What to work on: Wherever a line in the material contains the word "CHEVEUX", copy that line.

Materials provided:
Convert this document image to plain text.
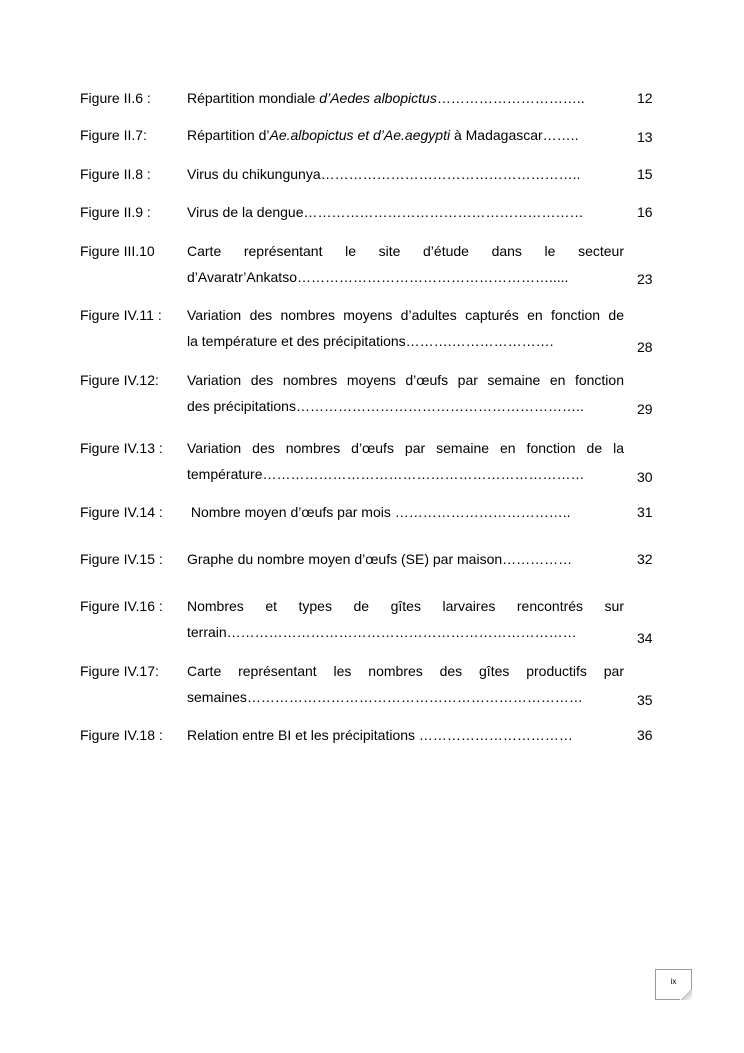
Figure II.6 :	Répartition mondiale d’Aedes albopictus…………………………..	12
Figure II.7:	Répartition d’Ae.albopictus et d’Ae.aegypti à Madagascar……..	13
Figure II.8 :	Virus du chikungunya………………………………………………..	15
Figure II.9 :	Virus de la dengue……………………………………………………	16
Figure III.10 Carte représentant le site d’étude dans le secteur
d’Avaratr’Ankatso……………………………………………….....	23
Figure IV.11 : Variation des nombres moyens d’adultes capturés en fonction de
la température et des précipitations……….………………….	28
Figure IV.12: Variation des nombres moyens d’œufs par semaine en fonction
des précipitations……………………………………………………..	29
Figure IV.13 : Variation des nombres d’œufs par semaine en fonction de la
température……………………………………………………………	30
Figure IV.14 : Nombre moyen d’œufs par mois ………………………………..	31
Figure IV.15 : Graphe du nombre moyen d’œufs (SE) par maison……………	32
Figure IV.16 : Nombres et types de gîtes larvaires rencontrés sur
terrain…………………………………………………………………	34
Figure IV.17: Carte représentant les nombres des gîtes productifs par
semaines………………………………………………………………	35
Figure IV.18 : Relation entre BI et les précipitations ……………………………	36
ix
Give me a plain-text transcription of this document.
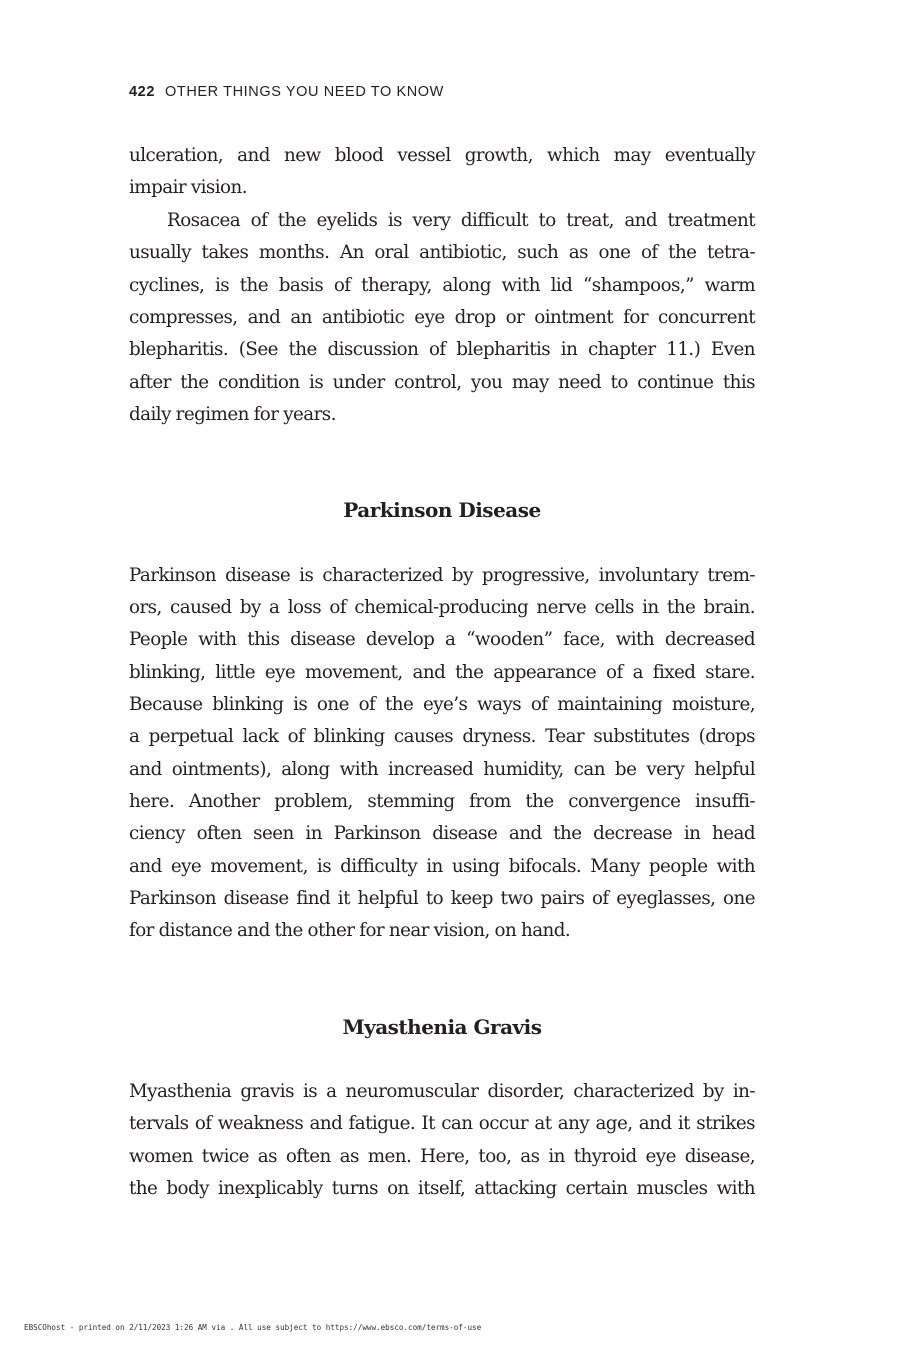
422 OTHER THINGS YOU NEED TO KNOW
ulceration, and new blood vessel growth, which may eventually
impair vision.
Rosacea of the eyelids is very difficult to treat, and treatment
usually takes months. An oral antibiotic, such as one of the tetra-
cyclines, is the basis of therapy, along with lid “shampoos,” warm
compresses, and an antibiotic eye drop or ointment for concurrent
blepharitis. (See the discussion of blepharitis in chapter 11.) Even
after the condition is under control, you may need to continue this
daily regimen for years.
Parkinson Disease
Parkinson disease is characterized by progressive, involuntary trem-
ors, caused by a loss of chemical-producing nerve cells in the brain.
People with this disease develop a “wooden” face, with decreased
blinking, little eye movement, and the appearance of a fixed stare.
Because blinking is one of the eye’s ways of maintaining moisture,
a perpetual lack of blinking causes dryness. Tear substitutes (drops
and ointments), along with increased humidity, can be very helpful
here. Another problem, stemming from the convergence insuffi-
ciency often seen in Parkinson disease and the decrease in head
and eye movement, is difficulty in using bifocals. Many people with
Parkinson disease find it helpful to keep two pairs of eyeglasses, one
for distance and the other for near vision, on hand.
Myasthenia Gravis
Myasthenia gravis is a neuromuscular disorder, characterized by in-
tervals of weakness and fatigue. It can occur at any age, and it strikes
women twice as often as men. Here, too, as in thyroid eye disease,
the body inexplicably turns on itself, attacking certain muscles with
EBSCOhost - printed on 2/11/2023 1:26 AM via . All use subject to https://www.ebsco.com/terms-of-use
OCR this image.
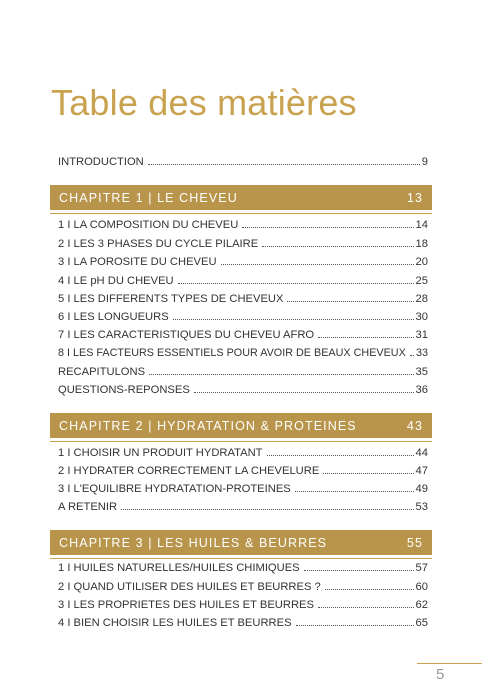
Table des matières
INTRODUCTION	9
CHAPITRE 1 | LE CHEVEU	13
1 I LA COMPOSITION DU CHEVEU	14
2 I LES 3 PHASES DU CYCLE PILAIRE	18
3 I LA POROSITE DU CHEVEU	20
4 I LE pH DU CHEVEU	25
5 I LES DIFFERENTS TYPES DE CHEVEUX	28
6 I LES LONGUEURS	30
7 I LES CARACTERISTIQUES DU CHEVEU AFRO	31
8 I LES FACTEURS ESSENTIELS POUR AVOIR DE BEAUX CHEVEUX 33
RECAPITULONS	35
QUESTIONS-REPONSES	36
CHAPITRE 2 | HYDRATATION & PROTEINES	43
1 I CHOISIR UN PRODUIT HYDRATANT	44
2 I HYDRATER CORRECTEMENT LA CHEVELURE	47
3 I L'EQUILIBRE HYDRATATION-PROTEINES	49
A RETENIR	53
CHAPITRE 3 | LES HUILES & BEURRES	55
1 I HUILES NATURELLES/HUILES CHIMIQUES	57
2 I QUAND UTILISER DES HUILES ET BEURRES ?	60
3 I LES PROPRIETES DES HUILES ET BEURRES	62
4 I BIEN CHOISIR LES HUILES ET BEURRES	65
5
---
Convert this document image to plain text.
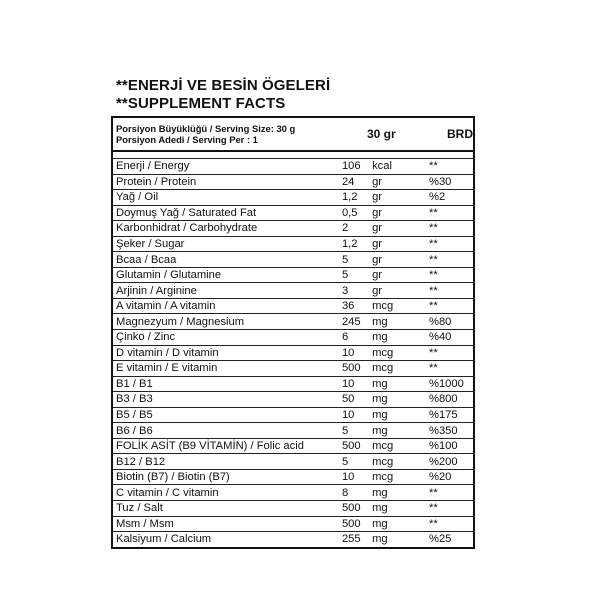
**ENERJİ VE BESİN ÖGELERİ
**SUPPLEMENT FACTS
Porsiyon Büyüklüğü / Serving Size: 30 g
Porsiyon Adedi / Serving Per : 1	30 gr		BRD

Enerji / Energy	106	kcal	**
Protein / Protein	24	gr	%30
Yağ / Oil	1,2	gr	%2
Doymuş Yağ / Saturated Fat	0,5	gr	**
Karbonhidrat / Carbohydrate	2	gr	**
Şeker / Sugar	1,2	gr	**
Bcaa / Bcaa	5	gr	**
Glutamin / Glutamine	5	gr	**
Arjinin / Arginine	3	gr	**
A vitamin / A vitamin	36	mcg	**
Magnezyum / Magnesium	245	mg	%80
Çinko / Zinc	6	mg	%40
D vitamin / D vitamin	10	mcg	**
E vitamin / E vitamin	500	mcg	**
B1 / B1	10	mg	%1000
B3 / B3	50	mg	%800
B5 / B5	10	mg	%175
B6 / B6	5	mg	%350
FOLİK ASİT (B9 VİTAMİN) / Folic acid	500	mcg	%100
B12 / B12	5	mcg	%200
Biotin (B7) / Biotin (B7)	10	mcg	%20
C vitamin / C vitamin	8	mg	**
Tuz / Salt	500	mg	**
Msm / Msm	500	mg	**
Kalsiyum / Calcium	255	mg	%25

Solution for this task:
5 I LES DIFFERENTS TYPES DE CHEVEUX	28
8 I LES FACTEURS ESSENTIELS POUR AVOIR DE BEAUX CHEVEUX 33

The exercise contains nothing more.